Not the least of these was progressive rock, which is where Keith Relf turned up in 1974 when he formed Armageddon. In addition to Steamhammer’s speed riffer Martin Pugh and bassist Louis Cennamo, Florida native Bobby Caldwell — veteran of stints with Johnny Winter, Rick Derringer, and the Allman Brothers (“Mountain Jam”) — took a seat at the drum kit.
Armageddon (1975) is an aptly titled foray into the post-Zeppelin musicscape. But the album isn’t a detour unto itself. It looks at the past and present musically, and to the future lyrically. Pugh’s riffs are contemporaneous with Houses of the Holy and Physical Grafitti. Prefiguring later developments in prog rock, the music pulls back from the inclusion of multiple themes and motifs, settling into a groove, often one with funk and fusion elements, and extending the passage with subtle alterations. This is particularly evident on the blistering opener, “Buzzard,” as well as “Last Stand Before.”
Relf’s voice isn’t as deep and prominent as on the old Yardbird’s tracks. A lifelong asthma sufferer (it’s painful to watch Jeff Beck mimic Relf puffing on an inhaler), Relf was basically down to one lung by this stage of his ill-fated life and career. But this didn’t thwart his signature harmonica work, and when the instrument makes its appearance toward the end of tracks it comes with the harrowing apocalyptic authority of seven trumpets blowing.
Rock and roll, moving your soul
Took a few as well
On the line, out of time
Shooting stars that all fell
Oh Lord, do something, gotta slow it down
It’s coming on too fast, can’t take it
Feel like I’m gonna drown
Gonna stand and face it, but I need you near
Through the darkest hours, I’m calling
Sometimes I think you don’t hear me calling
Hear me calling
Awareness of the consummation and transformation of all things pervades the album. From the shimmering “Silver Tightrope,”

——————

# [Exercises to complete]
1. Can you rewrite the part of the Armageddon review that opens with the words containing "Relf’s voice isn’t" and closes with "seven trumpets blowing.", replacing "harmonica" with "harp"?
2. In the Armageddon review, who took a seat at the drum kit when Keith Relf formed the band?
3. Can you continue the Armageddon review from where it stops?

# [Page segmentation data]

——————

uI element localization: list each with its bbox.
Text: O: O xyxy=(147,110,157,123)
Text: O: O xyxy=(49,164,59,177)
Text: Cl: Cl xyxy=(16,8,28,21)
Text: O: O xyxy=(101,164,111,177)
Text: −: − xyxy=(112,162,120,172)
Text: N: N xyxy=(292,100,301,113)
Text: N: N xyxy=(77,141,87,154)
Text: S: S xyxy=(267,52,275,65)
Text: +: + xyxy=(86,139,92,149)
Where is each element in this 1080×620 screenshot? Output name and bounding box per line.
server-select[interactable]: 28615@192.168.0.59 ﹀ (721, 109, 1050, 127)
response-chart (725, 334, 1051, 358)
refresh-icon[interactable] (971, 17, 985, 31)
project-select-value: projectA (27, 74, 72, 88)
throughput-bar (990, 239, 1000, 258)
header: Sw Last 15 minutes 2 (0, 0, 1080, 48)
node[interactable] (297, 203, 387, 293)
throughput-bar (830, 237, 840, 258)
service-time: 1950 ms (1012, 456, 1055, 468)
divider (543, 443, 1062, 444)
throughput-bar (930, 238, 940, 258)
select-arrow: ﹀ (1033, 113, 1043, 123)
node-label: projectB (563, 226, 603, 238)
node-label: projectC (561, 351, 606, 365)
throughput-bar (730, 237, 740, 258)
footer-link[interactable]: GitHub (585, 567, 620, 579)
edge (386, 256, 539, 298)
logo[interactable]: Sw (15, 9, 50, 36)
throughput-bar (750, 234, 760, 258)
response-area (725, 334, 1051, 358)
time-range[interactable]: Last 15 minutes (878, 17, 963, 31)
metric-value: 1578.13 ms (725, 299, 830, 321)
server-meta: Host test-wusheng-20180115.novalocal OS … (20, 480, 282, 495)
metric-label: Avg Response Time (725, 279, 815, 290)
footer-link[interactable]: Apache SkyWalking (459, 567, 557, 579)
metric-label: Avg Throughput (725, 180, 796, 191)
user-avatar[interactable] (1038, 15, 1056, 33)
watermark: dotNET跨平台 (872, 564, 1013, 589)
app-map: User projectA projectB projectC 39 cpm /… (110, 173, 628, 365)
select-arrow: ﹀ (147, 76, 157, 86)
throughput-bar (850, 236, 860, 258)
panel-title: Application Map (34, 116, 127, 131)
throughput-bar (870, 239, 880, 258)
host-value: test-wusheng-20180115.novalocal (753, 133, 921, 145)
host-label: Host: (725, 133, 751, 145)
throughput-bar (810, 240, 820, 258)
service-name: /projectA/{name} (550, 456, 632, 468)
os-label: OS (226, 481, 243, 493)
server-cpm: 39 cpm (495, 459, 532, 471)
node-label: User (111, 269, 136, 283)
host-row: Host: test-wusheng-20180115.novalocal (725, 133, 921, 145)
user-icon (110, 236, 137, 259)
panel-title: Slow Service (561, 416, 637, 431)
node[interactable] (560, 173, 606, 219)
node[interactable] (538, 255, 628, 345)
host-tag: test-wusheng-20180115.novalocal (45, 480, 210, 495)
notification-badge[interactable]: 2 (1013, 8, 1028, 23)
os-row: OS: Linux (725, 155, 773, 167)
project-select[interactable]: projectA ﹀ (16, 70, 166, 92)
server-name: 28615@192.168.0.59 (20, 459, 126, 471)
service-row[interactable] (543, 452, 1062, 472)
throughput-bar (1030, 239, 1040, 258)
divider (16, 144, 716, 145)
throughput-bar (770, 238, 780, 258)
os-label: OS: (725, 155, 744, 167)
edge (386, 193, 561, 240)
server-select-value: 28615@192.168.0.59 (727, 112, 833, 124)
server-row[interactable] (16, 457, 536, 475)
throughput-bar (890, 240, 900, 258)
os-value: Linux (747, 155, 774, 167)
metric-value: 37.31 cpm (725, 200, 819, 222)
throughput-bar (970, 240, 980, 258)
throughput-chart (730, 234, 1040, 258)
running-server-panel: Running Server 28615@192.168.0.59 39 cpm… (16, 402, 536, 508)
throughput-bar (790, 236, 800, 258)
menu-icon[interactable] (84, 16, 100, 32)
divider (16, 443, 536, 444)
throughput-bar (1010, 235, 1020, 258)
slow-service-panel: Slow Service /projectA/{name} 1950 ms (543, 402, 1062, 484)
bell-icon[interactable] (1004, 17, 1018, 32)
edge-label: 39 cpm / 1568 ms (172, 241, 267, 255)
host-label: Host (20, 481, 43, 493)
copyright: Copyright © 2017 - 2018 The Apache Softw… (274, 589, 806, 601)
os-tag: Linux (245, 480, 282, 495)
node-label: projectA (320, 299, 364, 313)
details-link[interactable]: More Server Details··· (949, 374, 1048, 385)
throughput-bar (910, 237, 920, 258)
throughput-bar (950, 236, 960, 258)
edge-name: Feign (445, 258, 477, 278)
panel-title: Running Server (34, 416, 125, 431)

——————

# [Answers for this exercise]
1.
Relf’s voice isn’t as deep and prominent as on the old Yardbird’s tracks. A lifelong asthma sufferer (it’s painful to watch Jeff Beck mimic Relf puffing on an inhaler), Relf was basically down to one lung by this stage of his ill-fated life and career. But this didn’t thwart his signature harp work, and when the instrument makes its appearance toward the end of tracks it comes with the harrowing apocalyptic authority of seven trumpets blowing.

2. Bobby Caldwell, a Florida native.

3.
I thought I saw the candle-bearers
On their way to the beyond
Beckon to me from the future
To come and join the throng
I stepped upon the silver tightrope
Balancing beliefs
And wings unfurling with a new hope
I left behind my griefs
Even the darker “Buzzard” includes a promise,
But the meek will stand
Understanding nature
Seeing far beyond the plan
Take their place in time
Take their place in timeless structure
The end of this present life came quickly and unexpectedly for Keith Relf in May 1975, as he was the victim of an accidental electrocution while working with ungrounded sound equipment in his basement. When the Yardbirds were inducted into the Rock n’ Roll Hall of Fame his wife and son accepted the honor on his behalf.
This post-everything world doesn’t last forever. In the meantime Armageddon occupies the already/not yet space with tight arrangements, subtle time changes, and expert chops from all its participants. And Relf proves the humblest instrument of ages past works in this context, creating a confident work one can take on a long drive — keeping an eye on the speedometer — in the direction of Proghalla.